**What is asked:** Tally how many lines in the data below contain the string "runtime". Reply with the number alone.

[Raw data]
_ _ _ _ _

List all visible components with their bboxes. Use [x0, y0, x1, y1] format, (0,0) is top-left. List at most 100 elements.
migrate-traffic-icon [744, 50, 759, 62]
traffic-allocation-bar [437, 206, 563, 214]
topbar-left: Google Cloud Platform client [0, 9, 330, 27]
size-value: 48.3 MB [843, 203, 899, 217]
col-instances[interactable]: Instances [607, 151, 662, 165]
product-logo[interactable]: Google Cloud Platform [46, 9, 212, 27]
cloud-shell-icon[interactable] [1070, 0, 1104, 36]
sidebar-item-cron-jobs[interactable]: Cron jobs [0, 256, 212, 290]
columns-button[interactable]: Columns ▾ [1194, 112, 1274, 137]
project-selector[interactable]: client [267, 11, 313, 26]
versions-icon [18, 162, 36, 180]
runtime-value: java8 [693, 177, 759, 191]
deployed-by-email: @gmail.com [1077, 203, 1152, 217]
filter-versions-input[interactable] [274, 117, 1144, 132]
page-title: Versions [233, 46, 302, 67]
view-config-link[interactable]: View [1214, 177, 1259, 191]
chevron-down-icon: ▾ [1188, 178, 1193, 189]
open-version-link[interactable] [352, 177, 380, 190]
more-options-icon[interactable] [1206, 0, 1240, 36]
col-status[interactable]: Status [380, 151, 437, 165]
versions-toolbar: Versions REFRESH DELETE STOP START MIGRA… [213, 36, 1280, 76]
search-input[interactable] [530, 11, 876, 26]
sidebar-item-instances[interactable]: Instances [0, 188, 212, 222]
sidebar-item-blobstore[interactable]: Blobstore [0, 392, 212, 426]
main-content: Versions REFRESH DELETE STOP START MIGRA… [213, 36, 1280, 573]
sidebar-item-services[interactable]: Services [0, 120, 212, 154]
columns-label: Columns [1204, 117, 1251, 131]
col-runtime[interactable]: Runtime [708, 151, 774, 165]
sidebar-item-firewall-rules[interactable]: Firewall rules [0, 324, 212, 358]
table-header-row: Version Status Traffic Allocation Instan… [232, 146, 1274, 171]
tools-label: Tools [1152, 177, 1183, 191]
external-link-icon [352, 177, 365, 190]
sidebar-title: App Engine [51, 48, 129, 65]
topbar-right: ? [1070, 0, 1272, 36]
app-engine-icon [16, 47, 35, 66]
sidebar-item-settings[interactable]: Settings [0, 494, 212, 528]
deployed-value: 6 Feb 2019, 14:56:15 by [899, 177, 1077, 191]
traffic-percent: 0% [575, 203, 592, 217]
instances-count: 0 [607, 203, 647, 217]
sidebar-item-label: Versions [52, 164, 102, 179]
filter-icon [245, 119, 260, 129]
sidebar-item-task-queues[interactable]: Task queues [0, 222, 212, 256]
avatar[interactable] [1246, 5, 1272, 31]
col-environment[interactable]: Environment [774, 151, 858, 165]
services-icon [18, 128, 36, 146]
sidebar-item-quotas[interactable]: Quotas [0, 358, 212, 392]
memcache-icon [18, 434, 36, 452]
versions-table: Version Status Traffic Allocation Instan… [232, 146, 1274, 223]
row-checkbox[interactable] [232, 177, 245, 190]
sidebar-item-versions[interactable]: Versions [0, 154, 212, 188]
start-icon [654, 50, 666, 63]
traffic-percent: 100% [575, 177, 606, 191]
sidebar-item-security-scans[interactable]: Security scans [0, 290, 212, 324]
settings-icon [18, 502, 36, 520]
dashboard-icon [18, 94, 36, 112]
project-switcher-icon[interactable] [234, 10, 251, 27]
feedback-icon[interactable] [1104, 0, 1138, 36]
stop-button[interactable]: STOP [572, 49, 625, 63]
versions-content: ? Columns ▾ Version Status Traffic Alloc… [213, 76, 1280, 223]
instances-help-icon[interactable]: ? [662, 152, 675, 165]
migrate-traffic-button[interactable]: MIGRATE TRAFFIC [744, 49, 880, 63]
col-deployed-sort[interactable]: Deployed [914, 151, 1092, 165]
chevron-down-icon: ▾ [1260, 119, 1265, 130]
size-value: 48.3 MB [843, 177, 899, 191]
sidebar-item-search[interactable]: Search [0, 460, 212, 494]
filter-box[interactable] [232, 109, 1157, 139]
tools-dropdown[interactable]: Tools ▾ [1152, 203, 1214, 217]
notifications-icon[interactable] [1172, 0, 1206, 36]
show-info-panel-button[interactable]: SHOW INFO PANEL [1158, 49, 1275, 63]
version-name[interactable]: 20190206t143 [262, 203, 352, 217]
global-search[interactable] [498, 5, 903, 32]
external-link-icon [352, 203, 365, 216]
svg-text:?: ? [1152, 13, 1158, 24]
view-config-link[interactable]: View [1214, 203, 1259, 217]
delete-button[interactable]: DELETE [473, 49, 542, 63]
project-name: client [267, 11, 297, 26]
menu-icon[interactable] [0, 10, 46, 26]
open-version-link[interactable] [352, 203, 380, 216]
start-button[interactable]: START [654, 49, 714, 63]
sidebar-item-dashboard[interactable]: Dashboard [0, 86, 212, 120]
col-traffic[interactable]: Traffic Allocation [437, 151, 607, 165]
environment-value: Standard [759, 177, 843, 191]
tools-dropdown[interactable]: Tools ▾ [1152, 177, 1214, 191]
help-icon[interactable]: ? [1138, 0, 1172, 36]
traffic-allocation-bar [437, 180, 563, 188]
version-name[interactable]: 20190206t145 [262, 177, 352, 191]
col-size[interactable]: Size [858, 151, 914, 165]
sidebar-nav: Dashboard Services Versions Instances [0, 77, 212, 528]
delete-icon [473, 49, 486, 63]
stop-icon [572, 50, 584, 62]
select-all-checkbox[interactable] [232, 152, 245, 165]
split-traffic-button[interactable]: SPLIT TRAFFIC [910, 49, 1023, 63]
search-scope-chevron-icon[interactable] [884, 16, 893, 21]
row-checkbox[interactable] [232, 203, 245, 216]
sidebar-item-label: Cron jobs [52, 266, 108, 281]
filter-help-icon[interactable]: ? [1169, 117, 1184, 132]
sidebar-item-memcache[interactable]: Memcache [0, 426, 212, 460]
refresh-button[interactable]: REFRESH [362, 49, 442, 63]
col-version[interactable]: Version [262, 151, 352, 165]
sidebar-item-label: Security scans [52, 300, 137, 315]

_ _ _ _ _

**Correct response:** 2